他三岁而孤,受兄嫂抚育,早年流离困顿,有读书经世之志。
20岁赴长安考进士,三试不第。
25~35岁,他先中进士,三试博学鸿词科不成,赴汴州董晋、徐州张建封两节度使幕府任职。后回京任四门博士。
36~49岁,任监察御史,因上书论天旱人饥状,请减免赋税,贬阳山令。
宪宗时北归,为国子博士,累官至太子右庶子。但不得志。
50~57岁,先从裴度征吴元济,后迁刑部侍郎。因谏迎佛骨,贬潮州刺史。移袁州。不久回朝,历国子祭酒、兵部侍郎、吏部侍郎、京兆尹等职。政治上较有作为。
历史评价 篇二唐
裴度:昌黎韩愈,仆知之旧矣,其人信美材也。近或闻诸侪类云:恃其绝足,往往奔放,不以文立制,而以文为戏。
白居易:学术精博,文力雄健,立词措意,有班(班固)、马(司马迁)之风,求之一时,甚不易得。加以性方道直,介然有守,不交势利,自致名望。可使执简,列为史官,记事书法,必无所苟。
皇甫湜:先生之武,袭蹈圣矩。基於其身,克後其所。居归丘轲,危解祸罗。具兮素兮,有腼何多。靡引而忘,天吝其施。垂升乃颓,群心孔哀。厥声赫赫,满华遍貊。年千世百,新在竹帛。我铭在碑,展我哀思。
韩愈题跋全身像李翱:翱昔与韩吏部退之为文章盟主,同时伦辈,惟柳仪曹宗元(柳宗元)、刘宾客梦得(刘禹锡)耳。
刘禹锡:高山无穷,太华削成。人文无穷,夫子挺生。典训为徒,百家抗行。当时勍者,皆出其下。古人中求,为敌盖寡。贞元之中,帝鼓薰琴。奕奕金马,文章如林。君自幽谷,升於高岑。鸾凤一鸣,蜩螗革音。手持文柄,高视寰海。权衡低昂,瞻我所在。三十馀年,声名塞天。公鼎侯碑,志隧表阡。一字之价,辇金如山。权豪来侮,人虎我鼠。然诺洞开,人金我土。亲亲尚旧,宜其寿考。天人之学,可与论道。二者不至,至者其谁。岂天与人,好恶背驰。昔遇夫子,聪明勇奋。常操利刃,开我混沌。子长在笔,予长在论。持矛举楯,卒不能困。时惟子厚,窜言其间。赞词愉愉,固非颜颜。磅礴上下,羲农以还。会於有极,服之无言。

任务要求:
根据上面的文本节选,他因为什么事被贬为潮州刺史?

元素与坐标记录:

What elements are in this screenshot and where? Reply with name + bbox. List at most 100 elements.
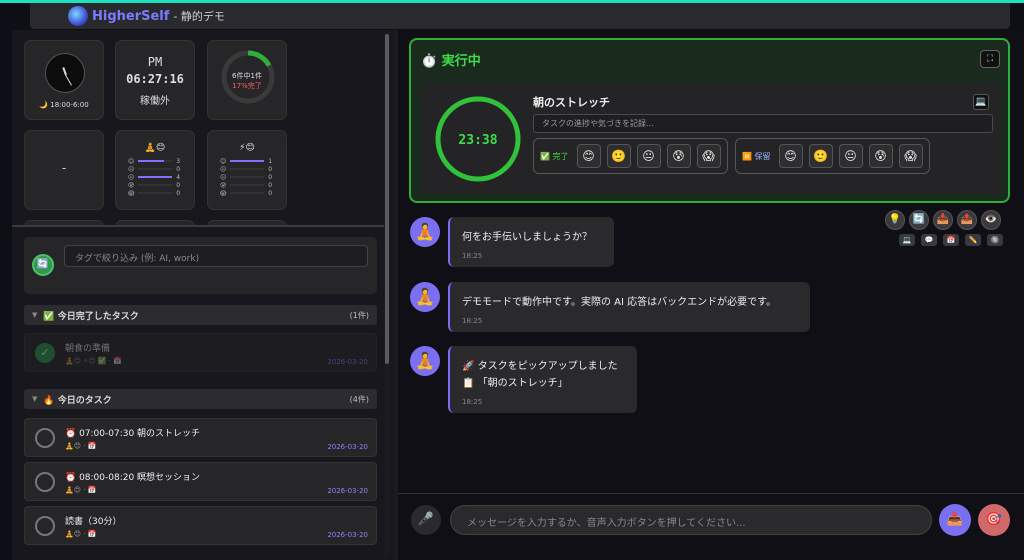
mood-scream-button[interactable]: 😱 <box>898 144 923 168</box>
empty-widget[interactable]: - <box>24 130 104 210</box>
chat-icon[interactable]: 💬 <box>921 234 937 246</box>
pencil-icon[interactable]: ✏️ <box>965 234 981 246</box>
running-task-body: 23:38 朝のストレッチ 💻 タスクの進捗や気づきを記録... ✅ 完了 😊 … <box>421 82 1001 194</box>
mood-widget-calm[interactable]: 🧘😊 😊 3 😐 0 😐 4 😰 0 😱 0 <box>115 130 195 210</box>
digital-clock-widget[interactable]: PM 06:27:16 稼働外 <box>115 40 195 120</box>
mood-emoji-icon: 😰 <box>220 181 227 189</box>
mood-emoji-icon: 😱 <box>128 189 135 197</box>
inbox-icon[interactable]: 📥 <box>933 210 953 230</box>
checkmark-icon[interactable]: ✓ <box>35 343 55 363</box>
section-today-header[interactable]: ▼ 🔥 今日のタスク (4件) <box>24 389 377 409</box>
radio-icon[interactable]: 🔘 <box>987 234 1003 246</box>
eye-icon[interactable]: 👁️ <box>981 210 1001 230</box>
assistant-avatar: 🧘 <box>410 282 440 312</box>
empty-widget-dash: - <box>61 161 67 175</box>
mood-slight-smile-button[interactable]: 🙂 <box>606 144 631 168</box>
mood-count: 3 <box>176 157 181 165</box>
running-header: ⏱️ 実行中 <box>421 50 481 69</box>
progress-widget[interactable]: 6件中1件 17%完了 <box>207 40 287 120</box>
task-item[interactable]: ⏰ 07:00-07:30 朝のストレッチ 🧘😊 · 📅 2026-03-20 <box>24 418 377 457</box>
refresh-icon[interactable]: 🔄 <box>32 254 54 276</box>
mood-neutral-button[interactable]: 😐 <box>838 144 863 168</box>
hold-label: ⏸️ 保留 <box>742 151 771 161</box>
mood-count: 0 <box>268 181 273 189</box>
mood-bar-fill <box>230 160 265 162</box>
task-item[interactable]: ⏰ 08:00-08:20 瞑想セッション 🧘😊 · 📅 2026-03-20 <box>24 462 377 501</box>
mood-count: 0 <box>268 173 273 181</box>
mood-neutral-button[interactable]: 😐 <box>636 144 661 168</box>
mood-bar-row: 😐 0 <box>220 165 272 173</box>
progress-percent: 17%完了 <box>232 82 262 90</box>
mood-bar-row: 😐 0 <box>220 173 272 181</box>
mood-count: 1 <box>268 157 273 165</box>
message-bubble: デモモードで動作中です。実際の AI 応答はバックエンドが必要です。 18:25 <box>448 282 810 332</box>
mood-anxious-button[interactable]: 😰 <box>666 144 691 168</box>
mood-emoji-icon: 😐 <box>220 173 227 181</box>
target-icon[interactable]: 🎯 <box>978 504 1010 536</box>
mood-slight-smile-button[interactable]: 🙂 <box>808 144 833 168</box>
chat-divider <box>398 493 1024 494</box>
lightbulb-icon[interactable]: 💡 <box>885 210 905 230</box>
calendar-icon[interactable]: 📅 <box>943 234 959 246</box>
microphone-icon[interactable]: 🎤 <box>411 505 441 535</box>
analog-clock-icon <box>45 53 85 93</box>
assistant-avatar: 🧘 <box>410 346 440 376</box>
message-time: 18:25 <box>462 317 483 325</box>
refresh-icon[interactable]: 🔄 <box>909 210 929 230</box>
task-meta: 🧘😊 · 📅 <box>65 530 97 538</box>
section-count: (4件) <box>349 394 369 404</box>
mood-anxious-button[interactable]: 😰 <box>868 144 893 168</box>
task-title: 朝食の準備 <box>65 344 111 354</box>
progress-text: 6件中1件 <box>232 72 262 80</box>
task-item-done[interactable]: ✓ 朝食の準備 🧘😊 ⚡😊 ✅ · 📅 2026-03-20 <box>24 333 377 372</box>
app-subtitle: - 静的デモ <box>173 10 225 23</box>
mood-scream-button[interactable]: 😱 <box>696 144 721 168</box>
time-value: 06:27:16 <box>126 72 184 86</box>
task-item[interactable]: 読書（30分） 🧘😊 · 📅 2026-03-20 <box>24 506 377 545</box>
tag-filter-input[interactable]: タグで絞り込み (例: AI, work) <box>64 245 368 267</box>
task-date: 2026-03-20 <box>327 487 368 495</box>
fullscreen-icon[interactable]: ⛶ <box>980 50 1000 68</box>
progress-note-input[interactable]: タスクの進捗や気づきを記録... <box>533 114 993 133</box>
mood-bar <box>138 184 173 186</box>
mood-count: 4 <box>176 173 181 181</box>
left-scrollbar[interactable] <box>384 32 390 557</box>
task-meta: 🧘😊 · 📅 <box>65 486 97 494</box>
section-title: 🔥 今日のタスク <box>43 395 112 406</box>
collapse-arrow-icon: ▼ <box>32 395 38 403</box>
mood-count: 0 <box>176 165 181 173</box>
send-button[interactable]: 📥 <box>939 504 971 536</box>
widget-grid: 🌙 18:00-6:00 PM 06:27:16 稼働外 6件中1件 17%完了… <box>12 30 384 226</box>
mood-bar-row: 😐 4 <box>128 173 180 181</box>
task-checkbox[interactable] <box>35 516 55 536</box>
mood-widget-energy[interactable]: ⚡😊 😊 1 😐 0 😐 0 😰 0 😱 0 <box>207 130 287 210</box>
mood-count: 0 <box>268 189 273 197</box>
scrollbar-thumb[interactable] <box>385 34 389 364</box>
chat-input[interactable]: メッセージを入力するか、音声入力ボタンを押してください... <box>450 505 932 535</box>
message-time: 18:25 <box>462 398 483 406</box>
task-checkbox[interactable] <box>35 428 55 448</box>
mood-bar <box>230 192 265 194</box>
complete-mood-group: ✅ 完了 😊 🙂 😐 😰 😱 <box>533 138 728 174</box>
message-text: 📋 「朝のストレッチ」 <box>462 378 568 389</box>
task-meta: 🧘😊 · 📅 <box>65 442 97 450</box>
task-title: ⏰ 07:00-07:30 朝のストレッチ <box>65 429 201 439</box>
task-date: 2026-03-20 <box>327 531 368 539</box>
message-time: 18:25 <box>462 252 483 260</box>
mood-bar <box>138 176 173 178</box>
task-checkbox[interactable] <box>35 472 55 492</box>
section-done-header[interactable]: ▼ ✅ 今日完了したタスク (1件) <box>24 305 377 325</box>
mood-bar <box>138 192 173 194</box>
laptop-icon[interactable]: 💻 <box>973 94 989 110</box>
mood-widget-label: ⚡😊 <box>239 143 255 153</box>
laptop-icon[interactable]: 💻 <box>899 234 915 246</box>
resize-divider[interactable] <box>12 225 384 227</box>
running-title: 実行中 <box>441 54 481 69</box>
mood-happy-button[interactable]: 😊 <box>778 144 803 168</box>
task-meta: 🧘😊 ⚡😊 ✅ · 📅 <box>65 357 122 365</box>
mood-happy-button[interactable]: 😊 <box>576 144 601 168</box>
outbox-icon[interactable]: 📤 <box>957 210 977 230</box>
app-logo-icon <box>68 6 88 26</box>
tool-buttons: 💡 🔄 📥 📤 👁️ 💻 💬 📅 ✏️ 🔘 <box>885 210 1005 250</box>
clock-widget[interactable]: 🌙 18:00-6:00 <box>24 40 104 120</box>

任务答案:
因谏迎佛骨。